BEGIN Input material
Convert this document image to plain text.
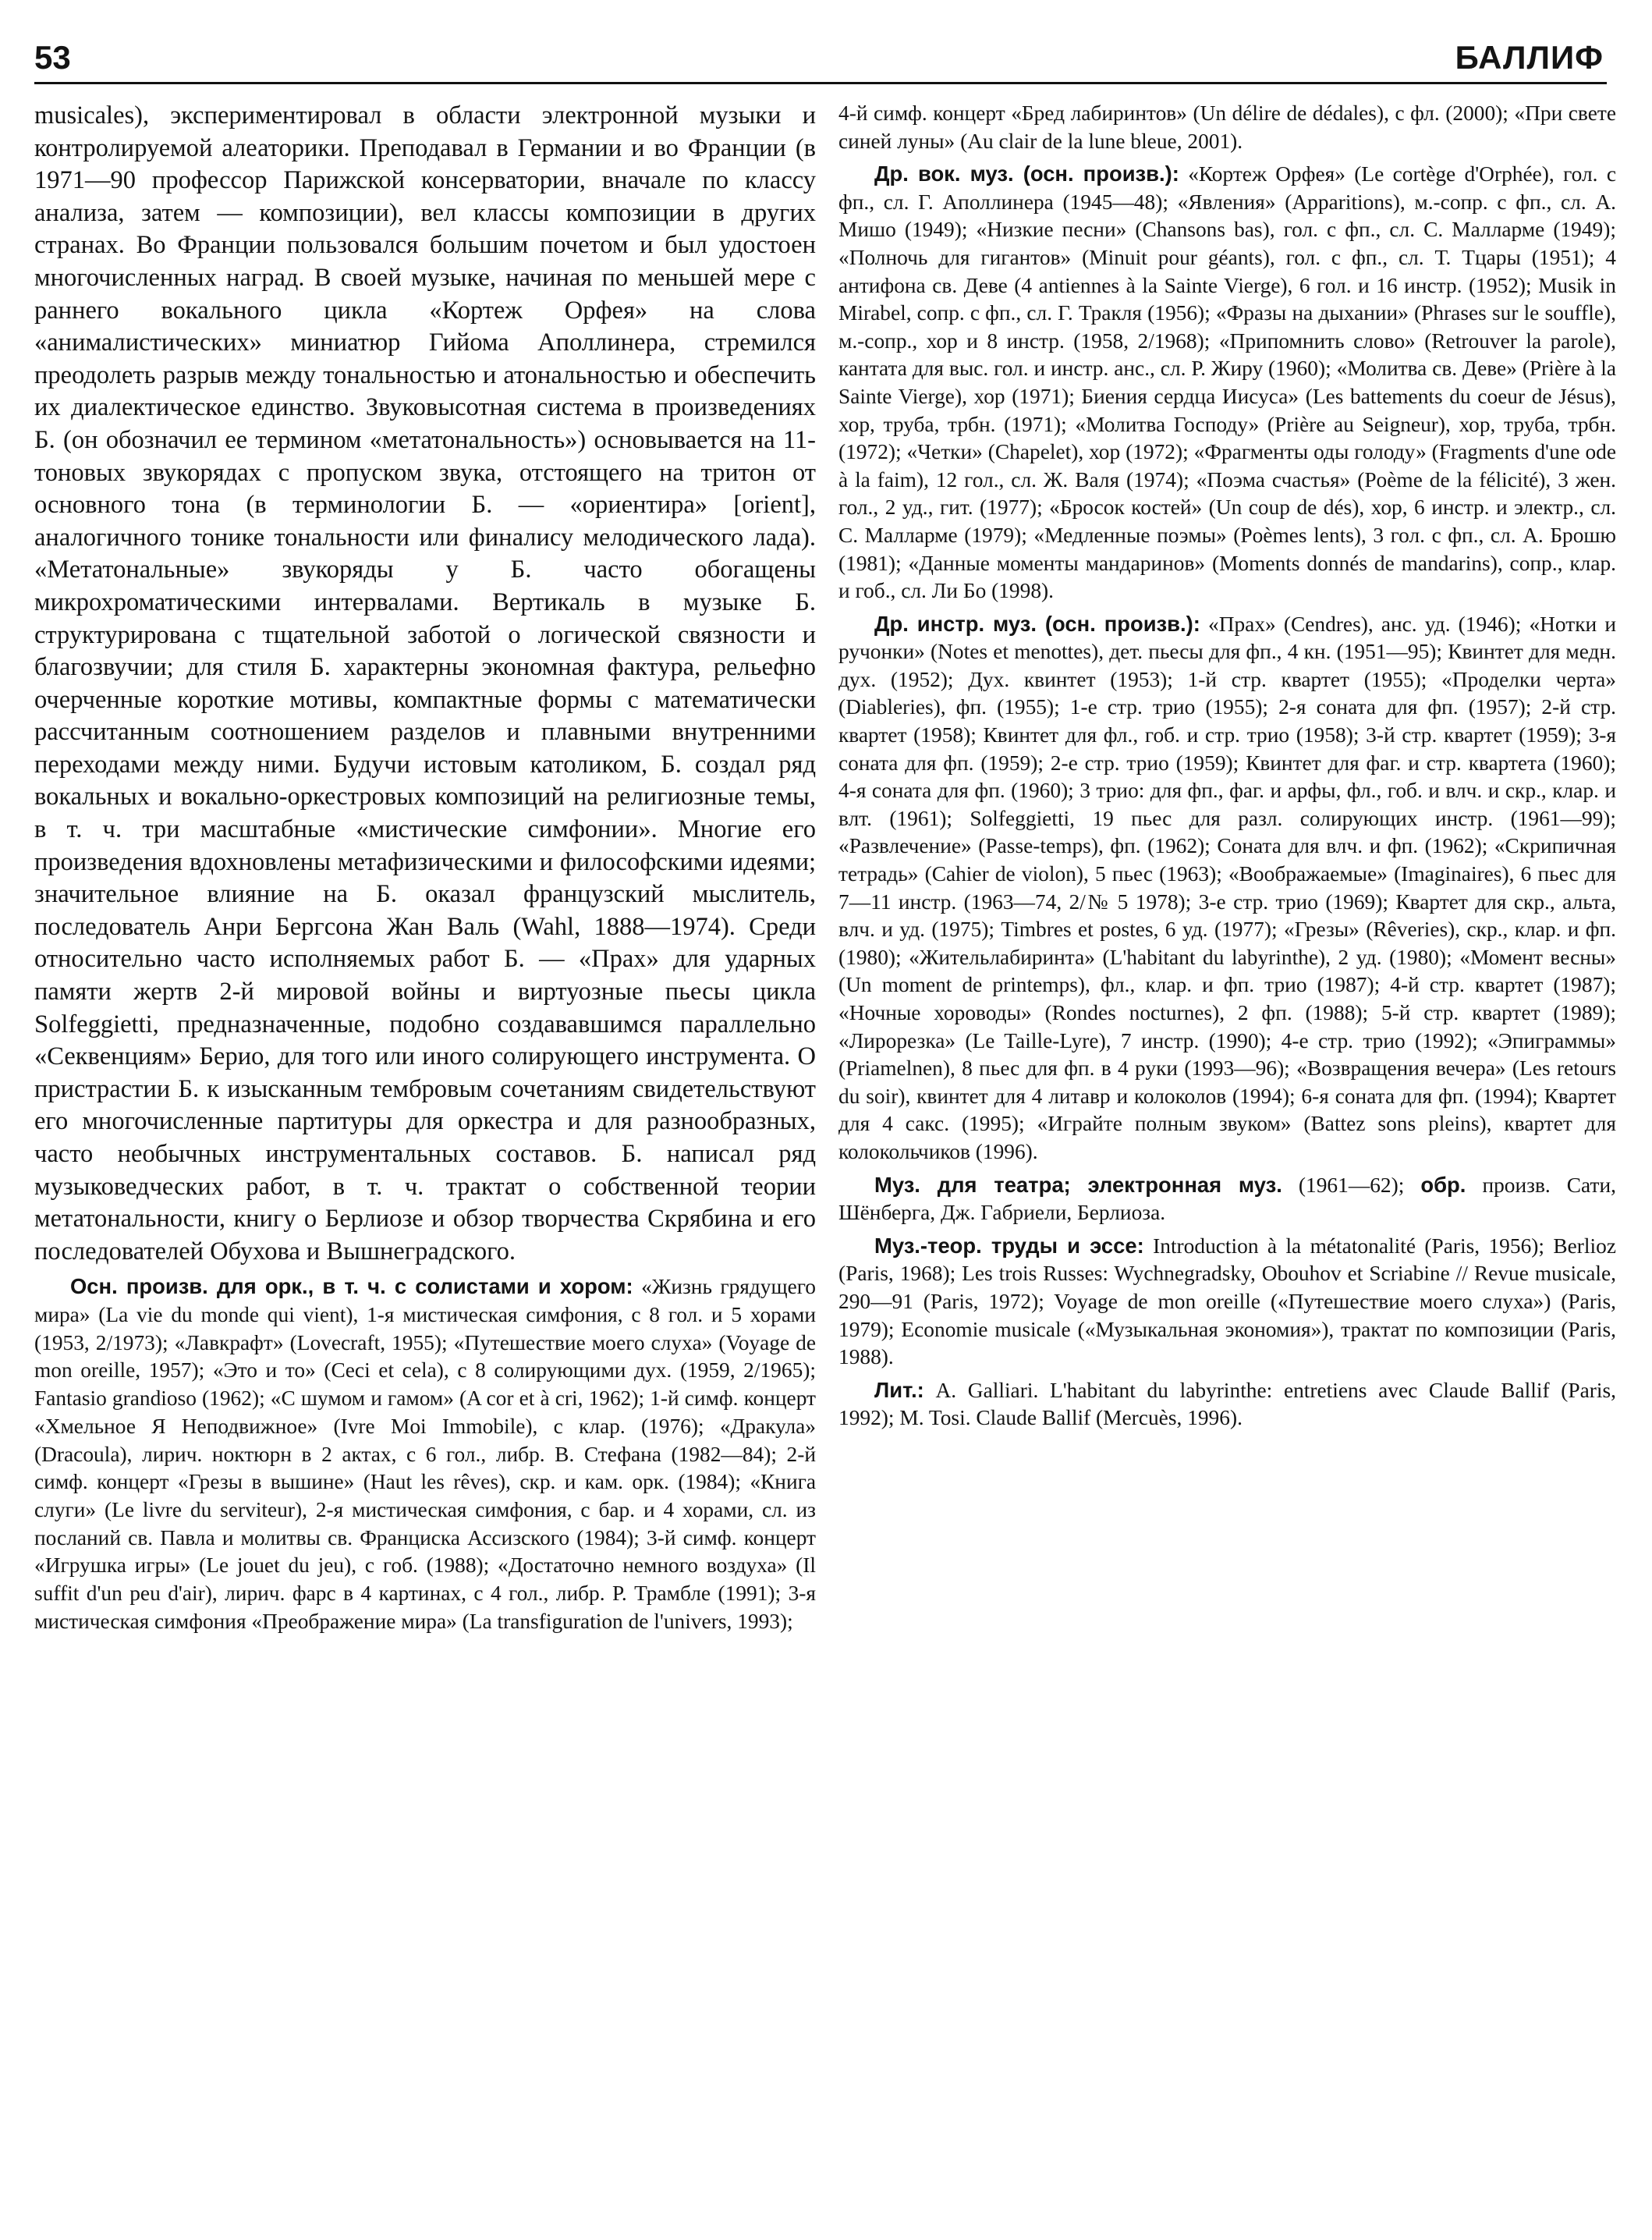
53	БАЛЛИФ

musicales), экспериментировал в области электронной музыки и контролируемой алеаторики. Преподавал в Германии и во Франции (в 1971—90 профессор Парижской консерватории, вначале по классу анализа, затем — композиции), вел классы композиции в других странах. Во Франции пользовался большим почетом и был удостоен многочисленных наград. В своей музыке, начиная по меньшей мере с раннего вокального цикла «Кортеж Орфея» на слова «анималистических» миниатюр Гийома Аполлинера, стремился преодолеть разрыв между тональностью и атональностью и обеспечить их диалектическое единство. Звуковысотная система в произведениях Б. (он обозначил ее термином «метатональность») основывается на 11-тоновых звукорядах с пропуском звука, отстоящего на тритон от основного тона (в терминологии Б. — «ориентира» [orient], аналогичного тонике тональности или финалису мелодического лада). «Метатональные» звукоряды у Б. часто обогащены микрохроматическими интервалами. Вертикаль в музыке Б. структурирована с тщательной заботой о логической связности и благозвучии; для стиля Б. характерны экономная фактура, рельефно очерченные короткие мотивы, компактные формы с математически рассчитанным соотношением разделов и плавными внутренними переходами между ними. Будучи истовым католиком, Б. создал ряд вокальных и вокально-оркестровых композиций на религиозные темы, в т. ч. три масштабные «мистические симфонии». Многие его произведения вдохновлены метафизическими и философскими идеями; значительное влияние на Б. оказал французский мыслитель, последователь Анри Бергсона Жан Валь (Wahl, 1888—1974). Среди относительно часто исполняемых работ Б. — «Прах» для ударных памяти жертв 2-й мировой войны и виртуозные пьесы цикла Solfeggietti, предназначенные, подобно создававшимся параллельно «Секвенциям» Берио, для того или иного солирующего инструмента. О пристрастии Б. к изысканным тембровым сочетаниям свидетельствуют его многочисленные партитуры для оркестра и для разнообразных, часто необычных инструментальных составов. Б. написал ряд музыковедческих работ, в т. ч. трактат о собственной теории метатональности, книгу о Берлиозе и обзор творчества Скрябина и его последователей Обухова и Вышнеградского.

Осн. произв. для орк., в т. ч. с солистами и хором: «Жизнь грядущего мира» (La vie du monde qui vient), 1-я мистическая симфония, с 8 гол. и 5 хорами (1953, 2/1973); «Лавкрафт» (Lovecraft, 1955); «Путешествие моего слуха» (Voyage de mon oreille, 1957); «Это и то» (Ceci et cela), с 8 солирующими дух. (1959, 2/1965); Fantasio grandioso (1962); «С шумом и гамом» (A cor et à cri, 1962); 1-й симф. концерт «Хмельное Я Неподвижное» (Ivre Moi Immobile), с клар. (1976); «Дракула» (Dracoula), лирич. ноктюрн в 2 актах, с 6 гол., либр. В. Стефана (1982—84); 2-й симф. концерт «Грезы в вышине» (Haut les rêves), скр. и кам. орк. (1984); «Книга слуги» (Le livre du serviteur), 2-я мистическая симфония, с бар. и 4 хорами, сл. из посланий св. Павла и молитвы св. Франциска Ассизского (1984); 3-й симф. концерт «Игрушка игры» (Le jouet du jeu), с гоб. (1988); «Достаточно немного воздуха» (Il suffit d'un peu d'air), лирич. фарс в 4 картинах, с 4 гол., либр. Р. Трамбле (1991); 3-я мистическая симфония «Преображение мира» (La transfiguration de l'univers, 1993);

4-й симф. концерт «Бред лабиринтов» (Un délire de dédales), с фл. (2000); «При свете синей луны» (Au clair de la lune bleue, 2001).

Др. вок. муз. (осн. произв.): «Кортеж Орфея» (Le cortège d'Orphée), гол. с фп., сл. Г. Аполлинера (1945—48); «Явления» (Apparitions), м.-сопр. с фп., сл. А. Мишо (1949); «Низкие песни» (Chansons bas), гол. с фп., сл. С. Малларме (1949); «Полночь для гигантов» (Minuit pour géants), гол. с фп., сл. Т. Тцары (1951); 4 антифона св. Деве (4 antiennes à la Sainte Vierge), 6 гол. и 16 инстр. (1952); Musik in Mirabel, сопр. с фп., сл. Г. Тракля (1956); «Фразы на дыхании» (Phrases sur le souffle), м.-сопр., хор и 8 инстр. (1958, 2/1968); «Припомнить слово» (Retrouver la parole), кантата для выс. гол. и инстр. анс., сл. Р. Жиру (1960); «Молитва св. Деве» (Prière à la Sainte Vierge), хор (1971); Биения сердца Иисуса» (Les battements du coeur de Jésus), хор, труба, трбн. (1971); «Молитва Господу» (Prière au Seigneur), хор, труба, трбн. (1972); «Четки» (Chapelet), хор (1972); «Фрагменты оды голоду» (Fragments d'une ode à la faim), 12 гол., сл. Ж. Валя (1974); «Поэма счастья» (Poème de la félicité), 3 жен. гол., 2 уд., гит. (1977); «Бросок костей» (Un coup de dés), хор, 6 инстр. и электр., сл. С. Малларме (1979); «Медленные поэмы» (Poèmes lents), 3 гол. с фп., сл. А. Брошю (1981); «Данные моменты мандаринов» (Moments donnés de mandarins), сопр., клар. и гоб., сл. Ли Бо (1998).

Др. инстр. муз. (осн. произв.): «Прах» (Cendres), анс. уд. (1946); «Нотки и ручонки» (Notes et menottes), дет. пьесы для фп., 4 кн. (1951—95); Квинтет для медн. дух. (1952); Дух. квинтет (1953); 1-й стр. квартет (1955); «Проделки черта» (Diableries), фп. (1955); 1-е стр. трио (1955); 2-я соната для фп. (1957); 2-й стр. квартет (1958); Квинтет для фл., гоб. и стр. трио (1958); 3-й стр. квартет (1959); 3-я соната для фп. (1959); 2-е стр. трио (1959); Квинтет для фаг. и стр. квартета (1960); 4-я соната для фп. (1960); 3 трио: для фп., фаг. и арфы, фл., гоб. и влч. и скр., клар. и влт. (1961); Solfeggietti, 19 пьес для разл. солирующих инстр. (1961—99); «Развлечение» (Passe-temps), фп. (1962); Соната для влч. и фп. (1962); «Скрипичная тетрадь» (Cahier de violon), 5 пьес (1963); «Воображаемые» (Imaginaires), 6 пьес для 7—11 инстр. (1963—74, 2/№ 5 1978); 3-е стр. трио (1969); Квартет для скр., альта, влч. и уд. (1975); Timbres et postes, 6 уд. (1977); «Грезы» (Rêveries), скр., клар. и фп. (1980); «Жительлабиринта» (L'habitant du labyrinthe), 2 уд. (1980); «Момент весны» (Un moment de printemps), фл., клар. и фп. трио (1987); 4-й стр. квартет (1987); «Ночные хороводы» (Rondes nocturnes), 2 фп. (1988); 5-й стр. квартет (1989); «Лирорезка» (Le Taille-Lyre), 7 инстр. (1990); 4-е стр. трио (1992); «Эпиграммы» (Priamelnen), 8 пьес для фп. в 4 руки (1993—96); «Возвращения вечера» (Les retours du soir), квинтет для 4 литавр и колоколов (1994); 6-я соната для фп. (1994); Квартет для 4 сакс. (1995); «Играйте полным звуком» (Battez sons pleins), квартет для колокольчиков (1996).

Муз. для театра; электронная муз. (1961—62); обр. произв. Сати, Шёнберга, Дж. Габриели, Берлиоза.

Муз.-теор. труды и эссе: Introduction à la métatonalité (Paris, 1956); Berlioz (Paris, 1968); Les trois Russes: Wychnegradsky, Obouhov et Scriabine // Revue musicale, 290—91 (Paris, 1972); Voyage de mon oreille («Путешествие моего слуха») (Paris, 1979); Economie musicale («Музыкальная экономия»), трактат по композиции (Paris, 1988).

Лит.: A. Galliari. L'habitant du labyrinthe: entretiens avec Claude Ballif (Paris, 1992); M. Tosi. Claude Ballif (Mercuès, 1996).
END Input material
** Description of the task **
Extract the entries in full, exactly as they are, minus the pictures.

** Full answer **
Convert this document image to plain text.
53	БАЛЛИФ

musicales), экспериментировал в области электронной музыки и контролируемой алеаторики. Преподавал в Германии и во Франции (в 1971—90 профессор Парижской консерватории, вначале по классу анализа, затем — композиции), вел классы композиции в других странах. Во Франции пользовался большим почетом и был удостоен многочисленных наград. В своей музыке, начиная по меньшей мере с раннего вокального цикла «Кортеж Орфея» на слова «анималистических» миниатюр Гийома Аполлинера, стремился преодолеть разрыв между тональностью и атональностью и обеспечить их диалектическое единство. Звуковысотная система в произведениях Б. (он обозначил ее термином «метатональность») основывается на 11-тоновых звукорядах с пропуском звука, отстоящего на тритон от основного тона (в терминологии Б. — «ориентира» [orient], аналогичного тонике тональности или финалису мелодического лада). «Метатональные» звукоряды у Б. часто обогащены микрохроматическими интервалами. Вертикаль в музыке Б. структурирована с тщательной заботой о логической связности и благозвучии; для стиля Б. характерны экономная фактура, рельефно очерченные короткие мотивы, компактные формы с математически рассчитанным соотношением разделов и плавными внутренними переходами между ними. Будучи истовым католиком, Б. создал ряд вокальных и вокально-оркестровых композиций на религиозные темы, в т. ч. три масштабные «мистические симфонии». Многие его произведения вдохновлены метафизическими и философскими идеями; значительное влияние на Б. оказал французский мыслитель, последователь Анри Бергсона Жан Валь (Wahl, 1888—1974). Среди относительно часто исполняемых работ Б. — «Прах» для ударных памяти жертв 2-й мировой войны и виртуозные пьесы цикла Solfeggietti, предназначенные, подобно создававшимся параллельно «Секвенциям» Берио, для того или иного солирующего инструмента. О пристрастии Б. к изысканным тембровым сочетаниям свидетельствуют его многочисленные партитуры для оркестра и для разнообразных, часто необычных инструментальных составов. Б. написал ряд музыковедческих работ, в т. ч. трактат о собственной теории метатональности, книгу о Берлиозе и обзор творчества Скрябина и его последователей Обухова и Вышнеградского.

Осн. произв. для орк., в т. ч. с солистами и хором: «Жизнь грядущего мира» (La vie du monde qui vient), 1-я мистическая симфония, с 8 гол. и 5 хорами (1953, 2/1973); «Лавкрафт» (Lovecraft, 1955); «Путешествие моего слуха» (Voyage de mon oreille, 1957); «Это и то» (Ceci et cela), с 8 солирующими дух. (1959, 2/1965); Fantasio grandioso (1962); «С шумом и гамом» (A cor et à cri, 1962); 1-й симф. концерт «Хмельное Я Неподвижное» (Ivre Moi Immobile), с клар. (1976); «Дракула» (Dracoula), лирич. ноктюрн в 2 актах, с 6 гол., либр. В. Стефана (1982—84); 2-й симф. концерт «Грезы в вышине» (Haut les rêves), скр. и кам. орк. (1984); «Книга слуги» (Le livre du serviteur), 2-я мистическая симфония, с бар. и 4 хорами, сл. из посланий св. Павла и молитвы св. Франциска Ассизского (1984); 3-й симф. концерт «Игрушка игры» (Le jouet du jeu), с гоб. (1988); «Достаточно немного воздуха» (Il suffit d'un peu d'air), лирич. фарс в 4 картинах, с 4 гол., либр. Р. Трамбле (1991); 3-я мистическая симфония «Преображение мира» (La transfiguration de l'univers, 1993);

4-й симф. концерт «Бред лабиринтов» (Un délire de dédales), с фл. (2000); «При свете синей луны» (Au clair de la lune bleue, 2001).

Др. вок. муз. (осн. произв.): «Кортеж Орфея» (Le cortège d'Orphée), гол. с фп., сл. Г. Аполлинера (1945—48); «Явления» (Apparitions), м.-сопр. с фп., сл. А. Мишо (1949); «Низкие песни» (Chansons bas), гол. с фп., сл. С. Малларме (1949); «Полночь для гигантов» (Minuit pour géants), гол. с фп., сл. Т. Тцары (1951); 4 антифона св. Деве (4 antiennes à la Sainte Vierge), 6 гол. и 16 инстр. (1952); Musik in Mirabel, сопр. с фп., сл. Г. Тракля (1956); «Фразы на дыхании» (Phrases sur le souffle), м.-сопр., хор и 8 инстр. (1958, 2/1968); «Припомнить слово» (Retrouver la parole), кантата для выс. гол. и инстр. анс., сл. Р. Жиру (1960); «Молитва св. Деве» (Prière à la Sainte Vierge), хор (1971); Биения сердца Иисуса» (Les battements du coeur de Jésus), хор, труба, трбн. (1971); «Молитва Господу» (Prière au Seigneur), хор, труба, трбн. (1972); «Четки» (Chapelet), хор (1972); «Фрагменты оды голоду» (Fragments d'une ode à la faim), 12 гол., сл. Ж. Валя (1974); «Поэма счастья» (Poème de la félicité), 3 жен. гол., 2 уд., гит. (1977); «Бросок костей» (Un coup de dés), хор, 6 инстр. и электр., сл. С. Малларме (1979); «Медленные поэмы» (Poèmes lents), 3 гол. с фп., сл. А. Брошю (1981); «Данные моменты мандаринов» (Moments donnés de mandarins), сопр., клар. и гоб., сл. Ли Бо (1998).

Др. инстр. муз. (осн. произв.): «Прах» (Cendres), анс. уд. (1946); «Нотки и ручонки» (Notes et menottes), дет. пьесы для фп., 4 кн. (1951—95); Квинтет для медн. дух. (1952); Дух. квинтет (1953); 1-й стр. квартет (1955); «Проделки черта» (Diableries), фп. (1955); 1-е стр. трио (1955); 2-я соната для фп. (1957); 2-й стр. квартет (1958); Квинтет для фл., гоб. и стр. трио (1958); 3-й стр. квартет (1959); 3-я соната для фп. (1959); 2-е стр. трио (1959); Квинтет для фаг. и стр. квартета (1960); 4-я соната для фп. (1960); 3 трио: для фп., фаг. и арфы, фл., гоб. и влч. и скр., клар. и влт. (1961); Solfeggietti, 19 пьес для разл. солирующих инстр. (1961—99); «Развлечение» (Passe-temps), фп. (1962); Соната для влч. и фп. (1962); «Скрипичная тетрадь» (Cahier de violon), 5 пьес (1963); «Воображаемые» (Imaginaires), 6 пьес для 7—11 инстр. (1963—74, 2/№ 5 1978); 3-е стр. трио (1969); Квартет для скр., альта, влч. и уд. (1975); Timbres et postes, 6 уд. (1977); «Грезы» (Rêveries), скр., клар. и фп. (1980); «Жительлабиринта» (L'habitant du labyrinthe), 2 уд. (1980); «Момент весны» (Un moment de printemps), фл., клар. и фп. трио (1987); 4-й стр. квартет (1987); «Ночные хороводы» (Rondes nocturnes), 2 фп. (1988); 5-й стр. квартет (1989); «Лирорезка» (Le Taille-Lyre), 7 инстр. (1990); 4-е стр. трио (1992); «Эпиграммы» (Priamelnen), 8 пьес для фп. в 4 руки (1993—96); «Возвращения вечера» (Les retours du soir), квинтет для 4 литавр и колоколов (1994); 6-я соната для фп. (1994); Квартет для 4 сакс. (1995); «Играйте полным звуком» (Battez sons pleins), квартет для колокольчиков (1996).

Муз. для театра; электронная муз. (1961—62); обр. произв. Сати, Шёнберга, Дж. Габриели, Берлиоза.

Муз.-теор. труды и эссе: Introduction à la métatonalité (Paris, 1956); Berlioz (Paris, 1968); Les trois Russes: Wychnegradsky, Obouhov et Scriabine // Revue musicale, 290—91 (Paris, 1972); Voyage de mon oreille («Путешествие моего слуха») (Paris, 1979); Economie musicale («Музыкальная экономия»), трактат по композиции (Paris, 1988).

Лит.: A. Galliari. L'habitant du labyrinthe: entretiens avec Claude Ballif (Paris, 1992); M. Tosi. Claude Ballif (Mercuès, 1996).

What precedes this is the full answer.